Exercise task. Write out each entry, exactly the way it appears.

Figure content listings.
-------------------------

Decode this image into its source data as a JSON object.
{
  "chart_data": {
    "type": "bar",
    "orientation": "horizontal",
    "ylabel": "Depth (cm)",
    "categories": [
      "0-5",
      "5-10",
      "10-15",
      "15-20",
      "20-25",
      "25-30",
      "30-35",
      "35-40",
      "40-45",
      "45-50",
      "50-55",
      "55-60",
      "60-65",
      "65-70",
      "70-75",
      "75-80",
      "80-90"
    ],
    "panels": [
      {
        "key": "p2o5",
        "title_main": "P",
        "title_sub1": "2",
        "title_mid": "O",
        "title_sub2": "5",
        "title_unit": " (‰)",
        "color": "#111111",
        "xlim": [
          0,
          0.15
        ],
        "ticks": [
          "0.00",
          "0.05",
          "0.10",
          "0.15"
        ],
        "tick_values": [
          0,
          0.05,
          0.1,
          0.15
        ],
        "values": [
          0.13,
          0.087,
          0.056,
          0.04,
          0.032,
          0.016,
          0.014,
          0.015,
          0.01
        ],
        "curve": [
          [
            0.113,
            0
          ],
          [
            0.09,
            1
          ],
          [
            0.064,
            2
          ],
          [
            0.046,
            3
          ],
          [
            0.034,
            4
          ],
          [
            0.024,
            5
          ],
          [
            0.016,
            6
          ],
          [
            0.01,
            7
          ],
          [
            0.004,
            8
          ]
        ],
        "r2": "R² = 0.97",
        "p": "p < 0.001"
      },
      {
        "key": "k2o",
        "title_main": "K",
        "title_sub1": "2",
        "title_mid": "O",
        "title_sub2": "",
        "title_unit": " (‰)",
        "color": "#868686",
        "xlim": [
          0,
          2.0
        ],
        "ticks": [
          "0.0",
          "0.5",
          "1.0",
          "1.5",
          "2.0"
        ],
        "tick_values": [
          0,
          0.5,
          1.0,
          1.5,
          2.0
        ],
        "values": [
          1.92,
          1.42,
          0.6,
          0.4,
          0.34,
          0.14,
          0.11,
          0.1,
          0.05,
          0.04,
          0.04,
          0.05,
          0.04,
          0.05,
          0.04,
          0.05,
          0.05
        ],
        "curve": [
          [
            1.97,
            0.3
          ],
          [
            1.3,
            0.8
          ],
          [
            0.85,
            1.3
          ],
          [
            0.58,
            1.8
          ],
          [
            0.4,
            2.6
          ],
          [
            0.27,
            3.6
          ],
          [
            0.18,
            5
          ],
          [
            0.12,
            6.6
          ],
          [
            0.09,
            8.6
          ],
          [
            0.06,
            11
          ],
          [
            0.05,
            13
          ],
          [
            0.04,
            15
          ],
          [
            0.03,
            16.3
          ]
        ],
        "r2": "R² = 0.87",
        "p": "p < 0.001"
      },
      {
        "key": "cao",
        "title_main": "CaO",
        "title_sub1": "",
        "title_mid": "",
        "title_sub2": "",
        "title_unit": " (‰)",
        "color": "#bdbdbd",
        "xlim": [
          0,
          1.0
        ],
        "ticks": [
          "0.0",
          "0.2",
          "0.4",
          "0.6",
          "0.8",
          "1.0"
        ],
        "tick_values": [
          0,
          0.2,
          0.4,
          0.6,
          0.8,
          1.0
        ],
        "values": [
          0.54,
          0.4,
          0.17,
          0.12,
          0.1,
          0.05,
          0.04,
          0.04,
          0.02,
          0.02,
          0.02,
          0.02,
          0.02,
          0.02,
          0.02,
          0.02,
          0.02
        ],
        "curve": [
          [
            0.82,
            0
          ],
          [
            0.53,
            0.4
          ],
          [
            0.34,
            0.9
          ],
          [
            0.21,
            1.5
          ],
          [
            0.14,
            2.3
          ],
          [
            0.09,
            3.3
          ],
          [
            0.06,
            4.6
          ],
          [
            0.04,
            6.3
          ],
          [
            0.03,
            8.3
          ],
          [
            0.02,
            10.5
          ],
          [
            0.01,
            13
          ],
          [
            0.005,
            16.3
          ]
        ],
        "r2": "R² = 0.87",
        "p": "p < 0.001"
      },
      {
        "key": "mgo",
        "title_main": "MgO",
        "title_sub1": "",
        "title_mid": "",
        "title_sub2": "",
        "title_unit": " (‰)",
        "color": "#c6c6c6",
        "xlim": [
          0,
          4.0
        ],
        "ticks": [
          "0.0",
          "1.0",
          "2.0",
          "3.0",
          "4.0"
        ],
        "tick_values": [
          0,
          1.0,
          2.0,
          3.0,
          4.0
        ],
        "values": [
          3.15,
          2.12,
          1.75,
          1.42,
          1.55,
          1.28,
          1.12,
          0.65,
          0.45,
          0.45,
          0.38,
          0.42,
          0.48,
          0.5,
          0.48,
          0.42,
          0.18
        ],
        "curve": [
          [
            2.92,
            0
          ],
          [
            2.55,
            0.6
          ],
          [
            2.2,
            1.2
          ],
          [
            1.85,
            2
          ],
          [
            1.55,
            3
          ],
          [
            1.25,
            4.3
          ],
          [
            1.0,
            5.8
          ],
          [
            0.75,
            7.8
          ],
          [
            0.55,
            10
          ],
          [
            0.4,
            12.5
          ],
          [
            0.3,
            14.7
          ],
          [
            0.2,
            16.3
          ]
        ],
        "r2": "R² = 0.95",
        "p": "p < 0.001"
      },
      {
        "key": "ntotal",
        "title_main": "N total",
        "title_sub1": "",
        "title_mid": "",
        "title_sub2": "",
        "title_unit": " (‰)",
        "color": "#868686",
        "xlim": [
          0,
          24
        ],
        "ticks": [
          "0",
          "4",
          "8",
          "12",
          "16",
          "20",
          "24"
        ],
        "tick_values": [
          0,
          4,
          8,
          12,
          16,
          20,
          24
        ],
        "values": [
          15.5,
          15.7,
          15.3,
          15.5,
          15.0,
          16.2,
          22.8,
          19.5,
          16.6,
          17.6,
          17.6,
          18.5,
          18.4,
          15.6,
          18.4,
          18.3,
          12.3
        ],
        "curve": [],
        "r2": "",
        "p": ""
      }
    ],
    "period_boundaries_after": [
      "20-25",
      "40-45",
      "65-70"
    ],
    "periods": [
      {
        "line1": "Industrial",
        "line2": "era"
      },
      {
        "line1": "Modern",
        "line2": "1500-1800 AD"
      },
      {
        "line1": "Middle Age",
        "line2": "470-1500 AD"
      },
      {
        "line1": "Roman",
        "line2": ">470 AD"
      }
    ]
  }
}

-------------------------

Response to the exercise.
Decode this image into its source data as a JSON object.
{
  "chart_data": {
    "type": "bar",
    "orientation": "horizontal",
    "ylabel": "Depth (cm)",
    "categories": [
      "0-5",
      "5-10",
      "10-15",
      "15-20",
      "20-25",
      "25-30",
      "30-35",
      "35-40",
      "40-45",
      "45-50",
      "50-55",
      "55-60",
      "60-65",
      "65-70",
      "70-75",
      "75-80",
      "80-90"
    ],
    "panels": [
      {
        "key": "p2o5",
        "title_main": "P",
        "title_sub1": "2",
        "title_mid": "O",
        "title_sub2": "5",
        "title_unit": " (‰)",
        "color": "#111111",
        "xlim": [
          0,
          0.15
        ],
        "ticks": [
          "0.00",
          "0.05",
          "0.10",
          "0.15"
        ],
        "tick_values": [
          0,
          0.05,
          0.1,
          0.15
        ],
        "values": [
          0.13,
          0.087,
          0.056,
          0.04,
          0.032,
          0.016,
          0.014,
          0.015,
          0.01
        ],
        "curve": [
          [
            0.113,
            0
          ],
          [
            0.09,
            1
          ],
          [
            0.064,
            2
          ],
          [
            0.046,
            3
          ],
          [
            0.034,
            4
          ],
          [
            0.024,
            5
          ],
          [
            0.016,
            6
          ],
          [
            0.01,
            7
          ],
          [
            0.004,
            8
          ]
        ],
        "r2": "R² = 0.97",
        "p": "p < 0.001"
      },
      {
        "key": "k2o",
        "title_main": "K",
        "title_sub1": "2",
        "title_mid": "O",
        "title_sub2": "",
        "title_unit": " (‰)",
        "color": "#868686",
        "xlim": [
          0,
          2.0
        ],
        "ticks": [
          "0.0",
          "0.5",
          "1.0",
          "1.5",
          "2.0"
        ],
        "tick_values": [
          0,
          0.5,
          1.0,
          1.5,
          2.0
        ],
        "values": [
          1.92,
          1.42,
          0.6,
          0.4,
          0.34,
          0.14,
          0.11,
          0.1,
          0.05,
          0.04,
          0.04,
          0.05,
          0.04,
          0.05,
          0.04,
          0.05,
          0.05
        ],
        "curve": [
          [
            1.97,
            0.3
          ],
          [
            1.3,
            0.8
          ],
          [
            0.85,
            1.3
          ],
          [
            0.58,
            1.8
          ],
          [
            0.4,
            2.6
          ],
          [
            0.27,
            3.6
          ],
          [
            0.18,
            5
          ],
          [
            0.12,
            6.6
          ],
          [
            0.09,
            8.6
          ],
          [
            0.06,
            11
          ],
          [
            0.05,
            13
          ],
          [
            0.04,
            15
          ],
          [
            0.03,
            16.3
          ]
        ],
        "r2": "R² = 0.87",
        "p": "p < 0.001"
      },
      {
        "key": "cao",
        "title_main": "CaO",
        "title_sub1": "",
        "title_mid": "",
        "title_sub2": "",
        "title_unit": " (‰)",
        "color": "#bdbdbd",
        "xlim": [
          0,
          1.0
        ],
        "ticks": [
          "0.0",
          "0.2",
          "0.4",
          "0.6",
          "0.8",
          "1.0"
        ],
        "tick_values": [
          0,
          0.2,
          0.4,
          0.6,
          0.8,
          1.0
        ],
        "values": [
          0.54,
          0.4,
          0.17,
          0.12,
          0.1,
          0.05,
          0.04,
          0.04,
          0.02,
          0.02,
          0.02,
          0.02,
          0.02,
          0.02,
          0.02,
          0.02,
          0.02
        ],
        "curve": [
          [
            0.82,
            0
          ],
          [
            0.53,
            0.4
          ],
          [
            0.34,
            0.9
          ],
          [
            0.21,
            1.5
          ],
          [
            0.14,
            2.3
          ],
          [
            0.09,
            3.3
          ],
          [
            0.06,
            4.6
          ],
          [
            0.04,
            6.3
          ],
          [
            0.03,
            8.3
          ],
          [
            0.02,
            10.5
          ],
          [
            0.01,
            13
          ],
          [
            0.005,
            16.3
          ]
        ],
        "r2": "R² = 0.87",
        "p": "p < 0.001"
      },
      {
        "key": "mgo",
        "title_main": "MgO",
        "title_sub1": "",
        "title_mid": "",
        "title_sub2": "",
        "title_unit": " (‰)",
        "color": "#c6c6c6",
        "xlim": [
          0,
          4.0
        ],
        "ticks": [
          "0.0",
          "1.0",
          "2.0",
          "3.0",
          "4.0"
        ],
        "tick_values": [
          0,
          1.0,
          2.0,
          3.0,
          4.0
        ],
        "values": [
          3.15,
          2.12,
          1.75,
          1.42,
          1.55,
          1.28,
          1.12,
          0.65,
          0.45,
          0.45,
          0.38,
          0.42,
          0.48,
          0.5,
          0.48,
          0.42,
          0.18
        ],
        "curve": [
          [
            2.92,
            0
          ],
          [
            2.55,
            0.6
          ],
          [
            2.2,
            1.2
          ],
          [
            1.85,
            2
          ],
          [
            1.55,
            3
          ],
          [
            1.25,
            4.3
          ],
          [
            1.0,
            5.8
          ],
          [
            0.75,
            7.8
          ],
          [
            0.55,
            10
          ],
          [
            0.4,
            12.5
          ],
          [
            0.3,
            14.7
          ],
          [
            0.2,
            16.3
          ]
        ],
        "r2": "R² = 0.95",
        "p": "p < 0.001"
      },
      {
        "key": "ntotal",
        "title_main": "N total",
        "title_sub1": "",
        "title_mid": "",
        "title_sub2": "",
        "title_unit": " (‰)",
        "color": "#868686",
        "xlim": [
          0,
          24
        ],
        "ticks": [
          "0",
          "4",
          "8",
          "12",
          "16",
          "20",
          "24"
        ],
        "tick_values": [
          0,
          4,
          8,
          12,
          16,
          20,
          24
        ],
        "values": [
          15.5,
          15.7,
          15.3,
          15.5,
          15.0,
          16.2,
          22.8,
          19.5,
          16.6,
          17.6,
          17.6,
          18.5,
          18.4,
          15.6,
          18.4,
          18.3,
          12.3
        ],
        "curve": [],
        "r2": "",
        "p": ""
      }
    ],
    "period_boundaries_after": [
      "20-25",
      "40-45",
      "65-70"
    ],
    "periods": [
      {
        "line1": "Industrial",
        "line2": "era"
      },
      {
        "line1": "Modern",
        "line2": "1500-1800 AD"
      },
      {
        "line1": "Middle Age",
        "line2": "470-1500 AD"
      },
      {
        "line1": "Roman",
        "line2": ">470 AD"
      }
    ]
  }
}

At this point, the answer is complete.